**EXTRACT TO READ**

►

The album at last closes with the fiendish three tracks dubbed the “triptych” of the album (much in the vain of macabre artist, Heironymus Bocsh). First is Tottengott, which plays on heavy distortion and almost prayer like shouts by Ain. This track plays calmly into the real beast of the album, Synagoga Satanae, a fourteen minute long ride of pure paranoia and regret accompanied by some of the heaviest riffs on the album and even some German prayer chants by Ain. This track slowly breaks down and fades into the final blow, Winter which is a soft and melodic orchestral piece that is made to place the image of the dust finally clearing on the wasteland as the chaos at last dissipates.
The simple message that the album expresses on its own, without the aid of members’ explanation is this: Monotheist doesn’t care about anything but itself. This is a completely new direction for Celtic Frost, a direction that has proven that texture and atmosphere speaks louder than a catchy riff. It certainly takes an acquired taste, but that’s precisely what the band intended from the start.
Fischer has matured (which is apparent by his shortened hair and rejected stage name), as have his lyrics. Celtic Frost has always been a band in the past to incorporate dark concepts of philosophy and history into their lyrical themes, but this goes completely beyond that and emphasizes the despairing, fragile individual. Loosely a concept album, Monotheist describes the despair in losing faith and turning to what you most hate, simply out of desperation and not definite belief.
To summarize, Monotheist is not for the typical fan of Celtic Frost and certainly not for the typical listener in general. Rather, Monotheist is there to pierce through the sunny exterior of your being and it wants to linger menacingly in your mind. It is isolated and cold and it wants the listener to feel the same way. While the tracks are generally slow paced and somewhat repetitive at times, the album makes up in sheer expressive quality and in carving a new name into the stone fortress walls of gothic/doom metal… That is Celtic Frost.
The living legends that rose from the ashes of the pivotal Hellhammer are back and better than ever. They’re back in a far different sense and they want to see you quiver in fear. After years of anticipation, Celtic Frost has lived up to the hype and still stands tall as a truly unique and fresh metal band that doesn’t intend on throwing in the towel yet.
Celtic Frost is a strange creature. The constant evolution of their sound, style and image has been incredibly successful, with just the Cold Lake era glam phase being usually mentioned as a mistake. They have treaded the paths of black, thrash, doom and avant garde, usually at the forefront, scouting new territories, never settling for less than their own, extreme vision. How on earth could Monotheist, with its reported mallcore influence, fit the picture? The question is easy to answer: Monotheist could just as well be called Monolith. It's huge, unforgiving, and ruthlessly original, and does not care about its surroundings; it just is, and it's magnificient.

◄

**GIVEN RECORDS**
►

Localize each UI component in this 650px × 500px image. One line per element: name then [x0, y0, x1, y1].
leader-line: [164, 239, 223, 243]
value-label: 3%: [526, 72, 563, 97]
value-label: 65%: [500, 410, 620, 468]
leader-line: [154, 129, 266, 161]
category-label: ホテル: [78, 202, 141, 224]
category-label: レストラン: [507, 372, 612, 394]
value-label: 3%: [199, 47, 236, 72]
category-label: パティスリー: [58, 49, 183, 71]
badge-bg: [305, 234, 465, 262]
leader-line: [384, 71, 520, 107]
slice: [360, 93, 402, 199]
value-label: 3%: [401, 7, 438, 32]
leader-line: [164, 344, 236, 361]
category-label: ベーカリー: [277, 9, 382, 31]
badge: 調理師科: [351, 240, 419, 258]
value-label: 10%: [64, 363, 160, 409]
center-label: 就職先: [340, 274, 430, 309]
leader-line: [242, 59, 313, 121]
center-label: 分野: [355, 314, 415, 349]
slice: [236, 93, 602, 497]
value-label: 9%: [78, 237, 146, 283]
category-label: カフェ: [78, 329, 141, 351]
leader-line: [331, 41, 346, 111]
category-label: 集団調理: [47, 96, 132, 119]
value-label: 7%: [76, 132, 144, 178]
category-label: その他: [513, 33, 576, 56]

◄

**TASK INSTRUCTIONS**
In the Monotheist review, how long is the track Synagoga Satanae? The rows have nothing to do with the Monotheist review.

**IN RESPONSE**
Fourteen minutes.